What the task asks
Transcribe all of the material below word for word and leave out its pictures.

Stored records
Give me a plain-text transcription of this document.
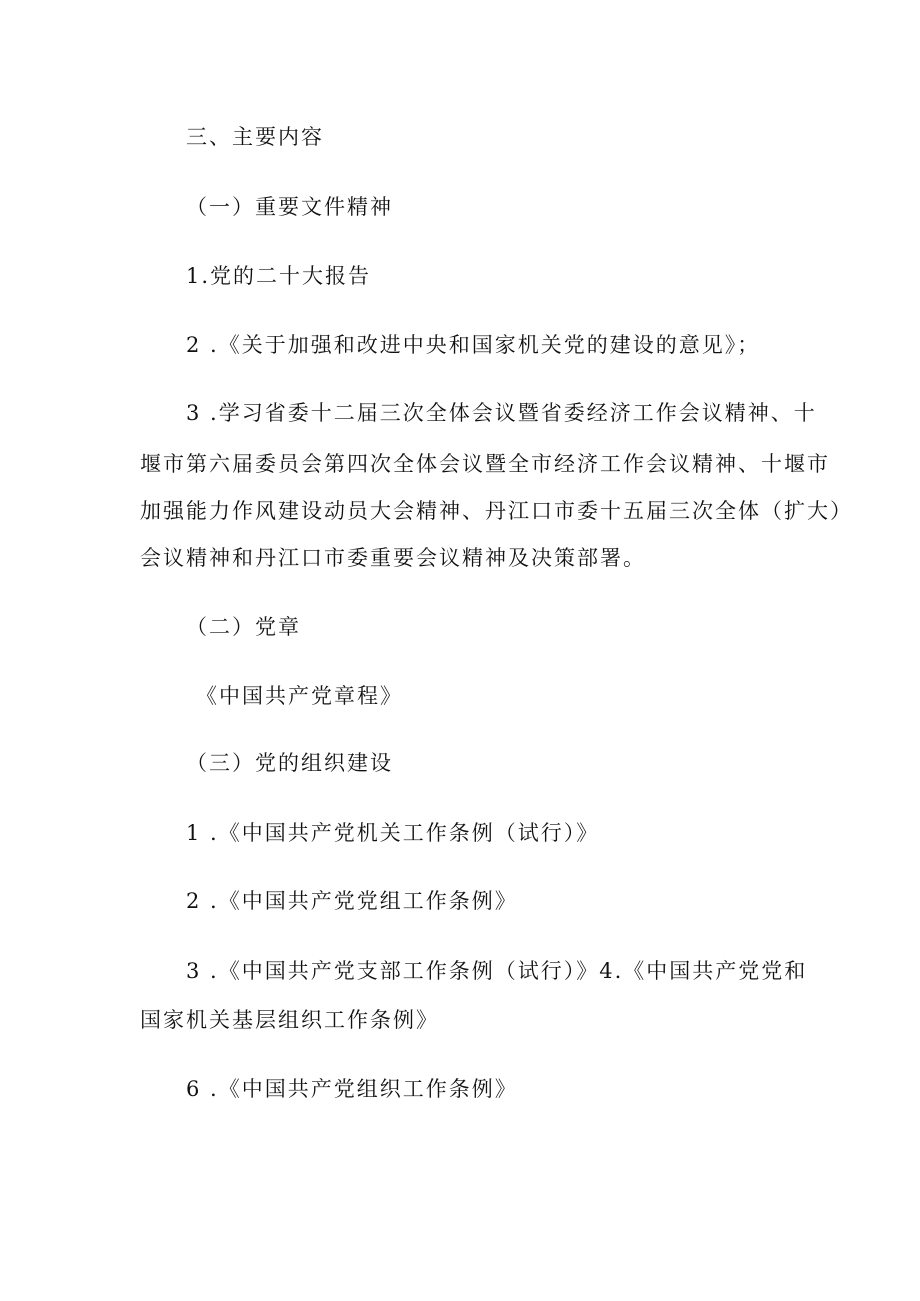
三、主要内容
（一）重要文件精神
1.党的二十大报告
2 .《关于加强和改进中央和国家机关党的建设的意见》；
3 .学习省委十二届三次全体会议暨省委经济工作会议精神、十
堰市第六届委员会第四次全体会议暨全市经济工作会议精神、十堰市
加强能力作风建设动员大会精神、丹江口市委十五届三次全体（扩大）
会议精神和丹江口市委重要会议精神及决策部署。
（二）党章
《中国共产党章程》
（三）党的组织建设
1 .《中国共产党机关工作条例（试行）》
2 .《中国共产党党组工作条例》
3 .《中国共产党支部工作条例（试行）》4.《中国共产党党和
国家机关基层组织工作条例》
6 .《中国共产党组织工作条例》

Response below
Give me a plain-text transcription of this document.
三、主要内容
（一）重要文件精神
1.党的二十大报告
2 .《关于加强和改进中央和国家机关党的建设的意见》；
3 .学习省委十二届三次全体会议暨省委经济工作会议精神、十
堰市第六届委员会第四次全体会议暨全市经济工作会议精神、十堰市
加强能力作风建设动员大会精神、丹江口市委十五届三次全体（扩大）
会议精神和丹江口市委重要会议精神及决策部署。
（二）党章
《中国共产党章程》
（三）党的组织建设
1 .《中国共产党机关工作条例（试行）》
2 .《中国共产党党组工作条例》
3 .《中国共产党支部工作条例（试行）》4.《中国共产党党和
国家机关基层组织工作条例》
6 .《中国共产党组织工作条例》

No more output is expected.